Problem description:
Each line of the material must be returned exactly.

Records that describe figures
---*---

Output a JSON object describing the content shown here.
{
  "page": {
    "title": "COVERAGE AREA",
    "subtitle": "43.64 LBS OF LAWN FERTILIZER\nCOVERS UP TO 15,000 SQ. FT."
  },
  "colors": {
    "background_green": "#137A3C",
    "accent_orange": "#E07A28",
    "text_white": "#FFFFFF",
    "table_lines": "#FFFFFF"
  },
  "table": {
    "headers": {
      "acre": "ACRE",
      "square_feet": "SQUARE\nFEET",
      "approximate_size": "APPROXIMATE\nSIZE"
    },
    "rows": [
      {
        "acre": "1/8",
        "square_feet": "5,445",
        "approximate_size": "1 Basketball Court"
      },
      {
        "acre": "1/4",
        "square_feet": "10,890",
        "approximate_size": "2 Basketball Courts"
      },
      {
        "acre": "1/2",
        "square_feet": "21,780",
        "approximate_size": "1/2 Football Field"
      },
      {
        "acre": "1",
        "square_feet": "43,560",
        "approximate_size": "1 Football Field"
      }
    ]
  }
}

---*---

Answer in full:
Output a JSON object describing the content shown here.
{
  "page": {
    "title": "COVERAGE AREA",
    "subtitle": "43.64 LBS OF LAWN FERTILIZER\nCOVERS UP TO 15,000 SQ. FT."
  },
  "colors": {
    "background_green": "#137A3C",
    "accent_orange": "#E07A28",
    "text_white": "#FFFFFF",
    "table_lines": "#FFFFFF"
  },
  "table": {
    "headers": {
      "acre": "ACRE",
      "square_feet": "SQUARE\nFEET",
      "approximate_size": "APPROXIMATE\nSIZE"
    },
    "rows": [
      {
        "acre": "1/8",
        "square_feet": "5,445",
        "approximate_size": "1 Basketball Court"
      },
      {
        "acre": "1/4",
        "square_feet": "10,890",
        "approximate_size": "2 Basketball Courts"
      },
      {
        "acre": "1/2",
        "square_feet": "21,780",
        "approximate_size": "1/2 Football Field"
      },
      {
        "acre": "1",
        "square_feet": "43,560",
        "approximate_size": "1 Football Field"
      }
    ]
  }
}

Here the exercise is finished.